### Your objective
Answer these questions about the worker module documentation:
(a) What determines the number of workers?
(b) What error message does the WorkerLogicModule constructor throw when it is not running in a worker process?
(c) What can you define in WorkerCallbackProvider?

### Given passage
========
Number of workers will be defined by number of elements in workerData parameter.

SingleWorkerProvider provides following methods:

spawnWorker(): Promise<WorkerMeta<TWorkerData>>;
getWorker(): WorkerMeta<TWorkerData> | null;
// Little bit morbid, right?
destroyWorker(): Promise<void>;

Worker module

When you have everything set up with cluster, it comes the time to tune up the worker:

import {
    ClusterModule,
    StatusService,
    WorkerListenerService,
    WorkerModule as LibWorkerModule,
    WorkerStatus,
    WorkerCallbackProvider,
    InjectLogger,
    ClusterWorkerLoggerInterface,
} from '@betsys/cluster-worker';
import { Module } from '@nestjs/common';
import cluster from 'cluster';

@Module({
    imports: [
        ClusterModule.forRoot(),
        LibWorkerModule.forRoot(),
    ],
    providers: [
        WorkerCallbackProvider,
    ],
})
export class WorkerLogicModule {
    constructor(
        @InjectLogger()
        private readonly logger: ClusterWorkerLoggerInterface,
        private readonly statusService: StatusService,
        private readonly workerCallbackProvider: WorkerCallbackProvider,
        private readonly workerListenerService: WorkerListenerService,
    ) {
        if (!cluster.isWorker) {
            throw new Error('This service must be run only from worker process');
        }
    }

    async onApplicationBootstrap(): Promise<void> {
        const callbacks = this.workerCallbackProvider.getCallbacks();
        this.workerListenerService.addCustomListeners(callbacks);
        this.statusService.changeStatus(WorkerStatus.Ready);
    }
}

In WorkerCallbackProvider you can define, how the worker will react to a message from master.

enum MyMessage {
    DoSomethingSlave = 'DoSomethingSlave',
}

@Injectable()
========
### Data excerpts

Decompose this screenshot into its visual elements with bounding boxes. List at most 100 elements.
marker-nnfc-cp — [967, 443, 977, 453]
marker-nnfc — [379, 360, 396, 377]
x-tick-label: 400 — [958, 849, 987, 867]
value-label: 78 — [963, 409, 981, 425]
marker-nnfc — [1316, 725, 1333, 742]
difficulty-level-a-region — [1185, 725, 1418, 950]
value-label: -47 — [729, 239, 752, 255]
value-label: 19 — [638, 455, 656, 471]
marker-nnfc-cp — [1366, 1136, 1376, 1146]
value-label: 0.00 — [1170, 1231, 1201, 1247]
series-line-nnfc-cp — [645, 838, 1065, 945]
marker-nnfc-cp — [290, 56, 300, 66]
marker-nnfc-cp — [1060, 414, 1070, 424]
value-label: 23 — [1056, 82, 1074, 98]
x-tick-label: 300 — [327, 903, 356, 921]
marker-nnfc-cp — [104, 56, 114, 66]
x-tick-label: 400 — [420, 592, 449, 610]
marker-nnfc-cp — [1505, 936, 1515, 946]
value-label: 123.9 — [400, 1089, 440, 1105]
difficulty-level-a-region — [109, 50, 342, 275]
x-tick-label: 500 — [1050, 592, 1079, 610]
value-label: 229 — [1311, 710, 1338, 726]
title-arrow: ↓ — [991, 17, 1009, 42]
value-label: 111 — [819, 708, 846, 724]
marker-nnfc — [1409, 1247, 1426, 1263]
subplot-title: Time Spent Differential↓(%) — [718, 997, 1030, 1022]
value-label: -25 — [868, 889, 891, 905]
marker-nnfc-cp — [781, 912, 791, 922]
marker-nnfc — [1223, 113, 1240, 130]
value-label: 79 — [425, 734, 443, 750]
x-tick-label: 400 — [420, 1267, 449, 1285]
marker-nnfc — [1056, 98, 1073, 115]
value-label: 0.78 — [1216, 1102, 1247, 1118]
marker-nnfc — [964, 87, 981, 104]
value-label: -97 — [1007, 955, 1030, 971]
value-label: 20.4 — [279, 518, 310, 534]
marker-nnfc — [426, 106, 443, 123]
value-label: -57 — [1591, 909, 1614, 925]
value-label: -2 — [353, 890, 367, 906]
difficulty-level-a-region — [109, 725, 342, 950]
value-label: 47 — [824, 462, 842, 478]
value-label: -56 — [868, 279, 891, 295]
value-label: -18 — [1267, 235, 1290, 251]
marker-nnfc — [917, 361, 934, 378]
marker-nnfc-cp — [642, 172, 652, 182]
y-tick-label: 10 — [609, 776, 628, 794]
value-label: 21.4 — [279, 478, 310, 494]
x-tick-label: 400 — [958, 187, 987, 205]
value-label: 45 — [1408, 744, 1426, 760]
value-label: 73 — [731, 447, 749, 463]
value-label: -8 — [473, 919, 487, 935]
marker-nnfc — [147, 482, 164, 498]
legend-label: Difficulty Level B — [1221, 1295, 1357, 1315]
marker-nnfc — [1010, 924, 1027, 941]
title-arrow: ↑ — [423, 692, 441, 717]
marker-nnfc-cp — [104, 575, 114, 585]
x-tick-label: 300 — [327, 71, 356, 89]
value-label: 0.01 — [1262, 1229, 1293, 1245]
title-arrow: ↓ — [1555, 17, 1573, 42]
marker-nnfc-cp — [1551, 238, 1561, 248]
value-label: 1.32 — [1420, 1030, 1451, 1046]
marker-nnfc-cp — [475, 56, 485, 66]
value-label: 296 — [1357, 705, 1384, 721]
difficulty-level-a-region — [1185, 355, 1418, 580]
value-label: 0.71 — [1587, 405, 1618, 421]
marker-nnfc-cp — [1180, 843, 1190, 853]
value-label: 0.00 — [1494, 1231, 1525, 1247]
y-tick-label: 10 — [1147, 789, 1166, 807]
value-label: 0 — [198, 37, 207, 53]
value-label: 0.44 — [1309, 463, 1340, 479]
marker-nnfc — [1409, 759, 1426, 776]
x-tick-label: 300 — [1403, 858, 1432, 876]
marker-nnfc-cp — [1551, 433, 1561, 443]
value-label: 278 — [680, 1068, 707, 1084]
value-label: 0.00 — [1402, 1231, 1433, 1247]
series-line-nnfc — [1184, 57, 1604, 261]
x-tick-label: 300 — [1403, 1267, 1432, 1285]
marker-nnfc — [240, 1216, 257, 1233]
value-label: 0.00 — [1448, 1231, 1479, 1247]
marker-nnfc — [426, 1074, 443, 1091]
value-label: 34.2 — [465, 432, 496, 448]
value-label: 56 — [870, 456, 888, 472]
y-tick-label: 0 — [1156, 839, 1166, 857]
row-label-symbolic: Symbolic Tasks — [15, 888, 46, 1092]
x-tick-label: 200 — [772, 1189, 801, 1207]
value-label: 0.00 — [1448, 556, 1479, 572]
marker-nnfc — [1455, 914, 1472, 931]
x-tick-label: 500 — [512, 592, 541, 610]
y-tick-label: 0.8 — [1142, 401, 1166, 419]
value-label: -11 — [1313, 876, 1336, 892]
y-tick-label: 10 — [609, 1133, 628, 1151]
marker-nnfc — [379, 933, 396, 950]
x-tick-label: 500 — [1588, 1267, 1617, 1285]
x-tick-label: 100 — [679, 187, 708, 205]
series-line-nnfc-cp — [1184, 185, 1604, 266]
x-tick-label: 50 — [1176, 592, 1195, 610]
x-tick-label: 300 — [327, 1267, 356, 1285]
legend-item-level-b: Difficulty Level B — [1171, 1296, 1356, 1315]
========
### Answer box
(a) The number of elements in the workerData parameter.
(b) 'This service must be run only from worker process'
(c) How the worker will react to a message from master.